- Provided information

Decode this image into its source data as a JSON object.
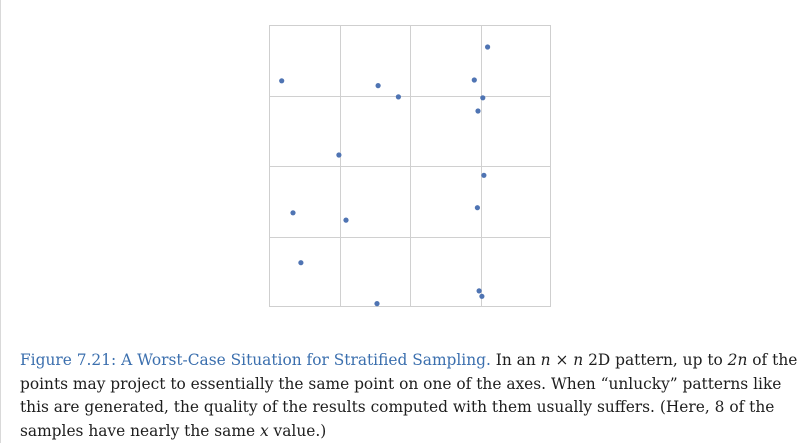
{
  "figure": {
    "grid": {
      "rows": 4,
      "cols": 4
    },
    "colors": {
      "point": "#4f74b3",
      "grid_line": "#d0d0d0",
      "frame": "#cfcfcf"
    },
    "points": [
      {
        "x": 0.045,
        "y": 0.802
      },
      {
        "x": 0.085,
        "y": 0.334
      },
      {
        "x": 0.113,
        "y": 0.157
      },
      {
        "x": 0.248,
        "y": 0.539
      },
      {
        "x": 0.273,
        "y": 0.308
      },
      {
        "x": 0.387,
        "y": 0.785
      },
      {
        "x": 0.383,
        "y": 0.012
      },
      {
        "x": 0.459,
        "y": 0.745
      },
      {
        "x": 0.728,
        "y": 0.805
      },
      {
        "x": 0.741,
        "y": 0.695
      },
      {
        "x": 0.739,
        "y": 0.352
      },
      {
        "x": 0.745,
        "y": 0.057
      },
      {
        "x": 0.758,
        "y": 0.742
      },
      {
        "x": 0.762,
        "y": 0.467
      },
      {
        "x": 0.755,
        "y": 0.038
      },
      {
        "x": 0.775,
        "y": 0.922
      }
    ]
  },
  "caption": {
    "figure_label": "Figure 7.21: A Worst-Case Situation for Stratified Sampling.",
    "segment_1": " In an ",
    "math_n1": "n",
    "times": " × ",
    "math_n2": "n",
    "segment_2": " 2D pattern, up to ",
    "math_2n": "2n",
    "segment_3": " of the points may project to essentially the same point on one of the axes. When “unlucky” patterns like this are generated, the quality of the results computed with them usually suffers. (Here, 8 of the samples have nearly the same ",
    "math_x": "x",
    "segment_4": " value.)"
  }
}
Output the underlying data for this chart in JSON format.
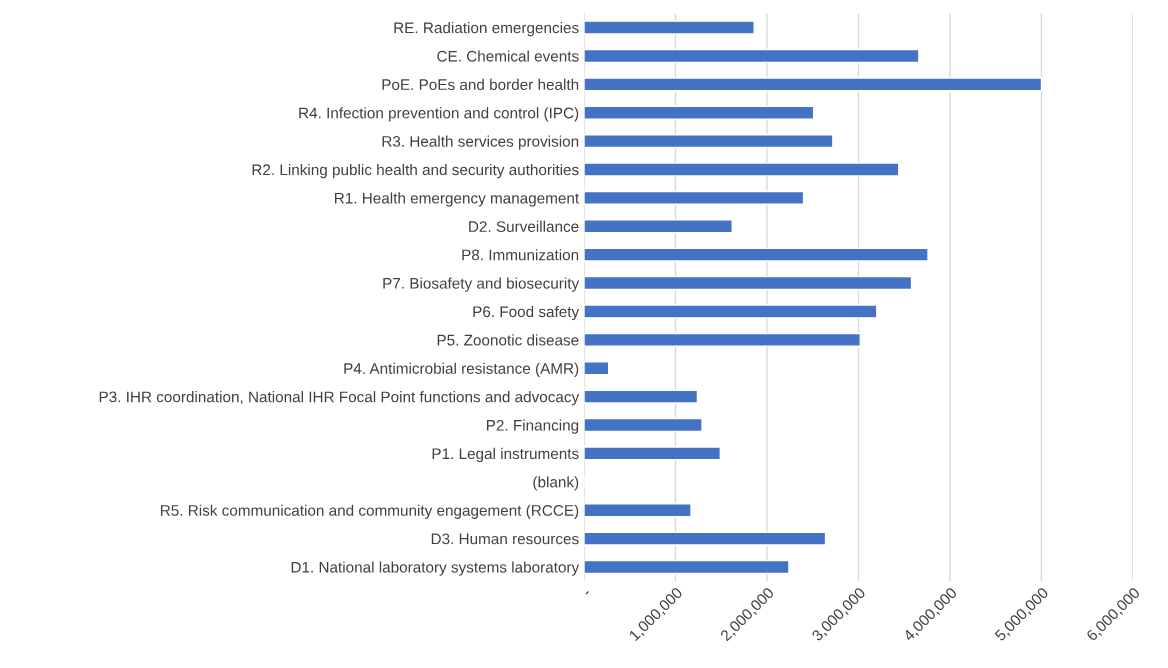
{
  "chart_data": {
    "type": "bar",
    "orientation": "horizontal",
    "categories": [
      "RE. Radiation emergencies",
      "CE. Chemical events",
      "PoE. PoEs and border health",
      "R4. Infection prevention and control (IPC)",
      "R3. Health services provision",
      "R2. Linking public health and security authorities",
      "R1. Health emergency management",
      "D2. Surveillance",
      "P8. Immunization",
      "P7. Biosafety and biosecurity",
      "P6. Food safety",
      "P5. Zoonotic disease",
      "P4. Antimicrobial resistance (AMR)",
      "P3. IHR coordination, National IHR Focal Point functions and advocacy",
      "P2. Financing",
      "P1. Legal instruments",
      "(blank)",
      "R5. Risk communication and community engagement (RCCE)",
      "D3. Human resources",
      "D1. National laboratory systems laboratory"
    ],
    "values": [
      1860000,
      3660000,
      5000000,
      2510000,
      2720000,
      3440000,
      2400000,
      1620000,
      3760000,
      3580000,
      3200000,
      3020000,
      270000,
      1240000,
      1290000,
      1490000,
      null,
      1170000,
      2640000,
      2240000
    ],
    "color": "#4472c4",
    "xlim": [
      0,
      6000000
    ],
    "xticks": [
      {
        "value": 0,
        "label": "-"
      },
      {
        "value": 1000000,
        "label": "1,000,000"
      },
      {
        "value": 2000000,
        "label": "2,000,000"
      },
      {
        "value": 3000000,
        "label": "3,000,000"
      },
      {
        "value": 4000000,
        "label": "4,000,000"
      },
      {
        "value": 5000000,
        "label": "5,000,000"
      },
      {
        "value": 6000000,
        "label": "6,000,000"
      }
    ],
    "grid": "x"
  }
}
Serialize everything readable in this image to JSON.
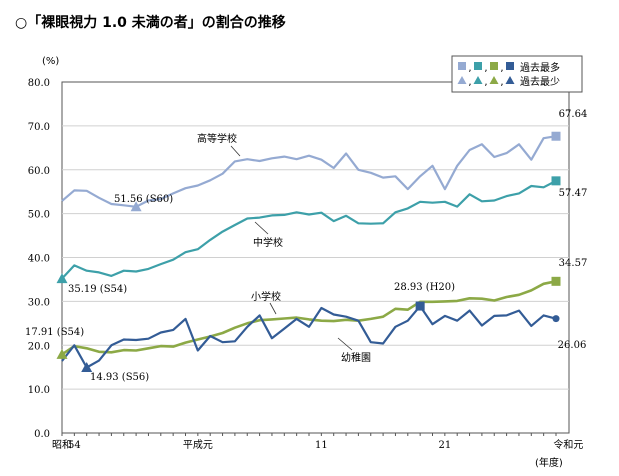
{
  "title": "○「裸眼視力 1.0 未満の者」の割合の推移",
  "chart_data": {
    "type": "line",
    "title": "○「裸眼視力 1.0 未満の者」の割合の推移",
    "y_unit": "(%)",
    "x_unit": "(年度)",
    "ylim": [
      0,
      80
    ],
    "y_ticks": [
      "0.0",
      "10.0",
      "20.0",
      "30.0",
      "40.0",
      "50.0",
      "60.0",
      "70.0",
      "80.0"
    ],
    "x_tick_labels": [
      {
        "i": 0,
        "label": "昭和"
      },
      {
        "i": 1,
        "label": "54"
      },
      {
        "i": 11,
        "label": "平成元"
      },
      {
        "i": 21,
        "label": "11"
      },
      {
        "i": 31,
        "label": "21"
      },
      {
        "i": 41,
        "label": "令和元"
      }
    ],
    "grid": true,
    "series": [
      {
        "name": "高等学校",
        "color": "#95aad2",
        "values": [
          52.9,
          55.3,
          55.2,
          53.6,
          52.2,
          51.9,
          51.56,
          53.0,
          53.3,
          54.6,
          55.8,
          56.4,
          57.6,
          59.1,
          61.9,
          62.4,
          62.0,
          62.6,
          63.0,
          62.4,
          63.2,
          62.3,
          60.4,
          63.7,
          60.0,
          59.3,
          58.2,
          58.5,
          55.6,
          58.5,
          60.9,
          55.6,
          60.9,
          64.5,
          65.8,
          62.9,
          63.8,
          65.8,
          62.3,
          67.2,
          67.64
        ]
      },
      {
        "name": "中学校",
        "color": "#3da0a9",
        "values": [
          35.19,
          38.2,
          37.0,
          36.6,
          35.8,
          37.0,
          36.8,
          37.4,
          38.5,
          39.5,
          41.2,
          41.9,
          44.0,
          45.9,
          47.4,
          48.9,
          49.1,
          49.6,
          49.7,
          50.3,
          49.8,
          50.2,
          48.3,
          49.5,
          47.8,
          47.7,
          47.8,
          50.3,
          51.2,
          52.7,
          52.5,
          52.7,
          51.6,
          54.4,
          52.8,
          53.0,
          54.0,
          54.6,
          56.3,
          56.0,
          57.47
        ]
      },
      {
        "name": "小学校",
        "color": "#8ca946",
        "values": [
          17.91,
          19.8,
          19.3,
          18.5,
          18.4,
          18.9,
          18.8,
          19.3,
          19.8,
          19.7,
          20.6,
          21.3,
          22.0,
          22.8,
          24.0,
          25.0,
          25.7,
          25.9,
          26.1,
          26.3,
          25.9,
          25.6,
          25.5,
          25.8,
          25.6,
          26.0,
          26.5,
          28.3,
          28.1,
          29.9,
          29.9,
          30.0,
          30.1,
          30.7,
          30.6,
          30.2,
          31.0,
          31.5,
          32.5,
          34.0,
          34.57
        ]
      },
      {
        "name": "幼稚園",
        "color": "#335c96",
        "values": [
          16.4,
          20.0,
          14.93,
          16.5,
          20.0,
          21.3,
          21.2,
          21.5,
          22.9,
          23.5,
          26.0,
          18.8,
          22.1,
          20.7,
          20.9,
          24.2,
          26.8,
          21.6,
          23.8,
          26.0,
          24.2,
          28.5,
          27.0,
          26.5,
          25.6,
          20.7,
          20.4,
          24.2,
          25.6,
          28.93,
          24.8,
          26.7,
          25.6,
          27.9,
          24.5,
          26.7,
          26.8,
          27.9,
          24.4,
          26.8,
          26.06
        ]
      }
    ],
    "annotations": [
      {
        "text": "67.64"
      },
      {
        "text": "57.47"
      },
      {
        "text": "51.56 (S60)"
      },
      {
        "text": "35.19 (S54)"
      },
      {
        "text": "34.57"
      },
      {
        "text": "28.93 (H20)"
      },
      {
        "text": "17.91 (S54)"
      },
      {
        "text": "14.93 (S56)"
      },
      {
        "text": "26.06"
      }
    ],
    "legend": {
      "max_label": "過去最多",
      "min_label": "過去最少",
      "sep": ",",
      "position": "top-right"
    }
  }
}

- What this task involves
Without the images, write out each line of the data verbatim.

- Result of the exercise
Decode this image into its source data as a JSON object.
{
  "figure": {
    "grid": {
      "rows": 4,
      "cols": 4
    },
    "colors": {
      "point": "#4f74b3",
      "grid_line": "#d0d0d0",
      "frame": "#cfcfcf"
    },
    "points": [
      {
        "x": 0.045,
        "y": 0.802
      },
      {
        "x": 0.085,
        "y": 0.334
      },
      {
        "x": 0.113,
        "y": 0.157
      },
      {
        "x": 0.248,
        "y": 0.539
      },
      {
        "x": 0.273,
        "y": 0.308
      },
      {
        "x": 0.387,
        "y": 0.785
      },
      {
        "x": 0.383,
        "y": 0.012
      },
      {
        "x": 0.459,
        "y": 0.745
      },
      {
        "x": 0.728,
        "y": 0.805
      },
      {
        "x": 0.741,
        "y": 0.695
      },
      {
        "x": 0.739,
        "y": 0.352
      },
      {
        "x": 0.745,
        "y": 0.057
      },
      {
        "x": 0.758,
        "y": 0.742
      },
      {
        "x": 0.762,
        "y": 0.467
      },
      {
        "x": 0.755,
        "y": 0.038
      },
      {
        "x": 0.775,
        "y": 0.922
      }
    ]
  },
  "caption": {
    "figure_label": "Figure 7.21: A Worst-Case Situation for Stratified Sampling.",
    "segment_1": " In an ",
    "math_n1": "n",
    "times": " × ",
    "math_n2": "n",
    "segment_2": " 2D pattern, up to ",
    "math_2n": "2n",
    "segment_3": " of the points may project to essentially the same point on one of the axes. When “unlucky” patterns like this are generated, the quality of the results computed with them usually suffers. (Here, 8 of the samples have nearly the same ",
    "math_x": "x",
    "segment_4": " value.)"
  }
}
Output the underlying data for this chart in JSON format.
{
  "chart_data": {
    "type": "bar",
    "orientation": "horizontal",
    "categories": [
      "RE. Radiation emergencies",
      "CE. Chemical events",
      "PoE. PoEs and border health",
      "R4. Infection prevention and control (IPC)",
      "R3. Health services provision",
      "R2. Linking public health and security authorities",
      "R1. Health emergency management",
      "D2. Surveillance",
      "P8. Immunization",
      "P7. Biosafety and biosecurity",
      "P6. Food safety",
      "P5. Zoonotic disease",
      "P4. Antimicrobial resistance (AMR)",
      "P3. IHR coordination, National IHR Focal Point functions and advocacy",
      "P2. Financing",
      "P1. Legal instruments",
      "(blank)",
      "R5. Risk communication and community engagement (RCCE)",
      "D3. Human resources",
      "D1. National laboratory systems laboratory"
    ],
    "values": [
      1860000,
      3660000,
      5000000,
      2510000,
      2720000,
      3440000,
      2400000,
      1620000,
      3760000,
      3580000,
      3200000,
      3020000,
      270000,
      1240000,
      1290000,
      1490000,
      null,
      1170000,
      2640000,
      2240000
    ],
    "color": "#4472c4",
    "xlim": [
      0,
      6000000
    ],
    "xticks": [
      {
        "value": 0,
        "label": "-"
      },
      {
        "value": 1000000,
        "label": "1,000,000"
      },
      {
        "value": 2000000,
        "label": "2,000,000"
      },
      {
        "value": 3000000,
        "label": "3,000,000"
      },
      {
        "value": 4000000,
        "label": "4,000,000"
      },
      {
        "value": 5000000,
        "label": "5,000,000"
      },
      {
        "value": 6000000,
        "label": "6,000,000"
      }
    ],
    "grid": "x"
  }
}
Serialize everything readable in this image to JSON.
{
  "title": "○「裸眼視力 1.0 未満の者」の割合の推移",
  "chart_data": {
    "type": "line",
    "title": "○「裸眼視力 1.0 未満の者」の割合の推移",
    "y_unit": "(%)",
    "x_unit": "(年度)",
    "ylim": [
      0,
      80
    ],
    "y_ticks": [
      "0.0",
      "10.0",
      "20.0",
      "30.0",
      "40.0",
      "50.0",
      "60.0",
      "70.0",
      "80.0"
    ],
    "x_tick_labels": [
      {
        "i": 0,
        "label": "昭和"
      },
      {
        "i": 1,
        "label": "54"
      },
      {
        "i": 11,
        "label": "平成元"
      },
      {
        "i": 21,
        "label": "11"
      },
      {
        "i": 31,
        "label": "21"
      },
      {
        "i": 41,
        "label": "令和元"
      }
    ],
    "grid": true,
    "series": [
      {
        "name": "高等学校",
        "color": "#95aad2",
        "values": [
          52.9,
          55.3,
          55.2,
          53.6,
          52.2,
          51.9,
          51.56,
          53.0,
          53.3,
          54.6,
          55.8,
          56.4,
          57.6,
          59.1,
          61.9,
          62.4,
          62.0,
          62.6,
          63.0,
          62.4,
          63.2,
          62.3,
          60.4,
          63.7,
          60.0,
          59.3,
          58.2,
          58.5,
          55.6,
          58.5,
          60.9,
          55.6,
          60.9,
          64.5,
          65.8,
          62.9,
          63.8,
          65.8,
          62.3,
          67.2,
          67.64
        ]
      },
      {
        "name": "中学校",
        "color": "#3da0a9",
        "values": [
          35.19,
          38.2,
          37.0,
          36.6,
          35.8,
          37.0,
          36.8,
          37.4,
          38.5,
          39.5,
          41.2,
          41.9,
          44.0,
          45.9,
          47.4,
          48.9,
          49.1,
          49.6,
          49.7,
          50.3,
          49.8,
          50.2,
          48.3,
          49.5,
          47.8,
          47.7,
          47.8,
          50.3,
          51.2,
          52.7,
          52.5,
          52.7,
          51.6,
          54.4,
          52.8,
          53.0,
          54.0,
          54.6,
          56.3,
          56.0,
          57.47
        ]
      },
      {
        "name": "小学校",
        "color": "#8ca946",
        "values": [
          17.91,
          19.8,
          19.3,
          18.5,
          18.4,
          18.9,
          18.8,
          19.3,
          19.8,
          19.7,
          20.6,
          21.3,
          22.0,
          22.8,
          24.0,
          25.0,
          25.7,
          25.9,
          26.1,
          26.3,
          25.9,
          25.6,
          25.5,
          25.8,
          25.6,
          26.0,
          26.5,
          28.3,
          28.1,
          29.9,
          29.9,
          30.0,
          30.1,
          30.7,
          30.6,
          30.2,
          31.0,
          31.5,
          32.5,
          34.0,
          34.57
        ]
      },
      {
        "name": "幼稚園",
        "color": "#335c96",
        "values": [
          16.4,
          20.0,
          14.93,
          16.5,
          20.0,
          21.3,
          21.2,
          21.5,
          22.9,
          23.5,
          26.0,
          18.8,
          22.1,
          20.7,
          20.9,
          24.2,
          26.8,
          21.6,
          23.8,
          26.0,
          24.2,
          28.5,
          27.0,
          26.5,
          25.6,
          20.7,
          20.4,
          24.2,
          25.6,
          28.93,
          24.8,
          26.7,
          25.6,
          27.9,
          24.5,
          26.7,
          26.8,
          27.9,
          24.4,
          26.8,
          26.06
        ]
      }
    ],
    "annotations": [
      {
        "text": "67.64"
      },
      {
        "text": "57.47"
      },
      {
        "text": "51.56 (S60)"
      },
      {
        "text": "35.19 (S54)"
      },
      {
        "text": "34.57"
      },
      {
        "text": "28.93 (H20)"
      },
      {
        "text": "17.91 (S54)"
      },
      {
        "text": "14.93 (S56)"
      },
      {
        "text": "26.06"
      }
    ],
    "legend": {
      "max_label": "過去最多",
      "min_label": "過去最少",
      "sep": ",",
      "position": "top-right"
    }
  }
}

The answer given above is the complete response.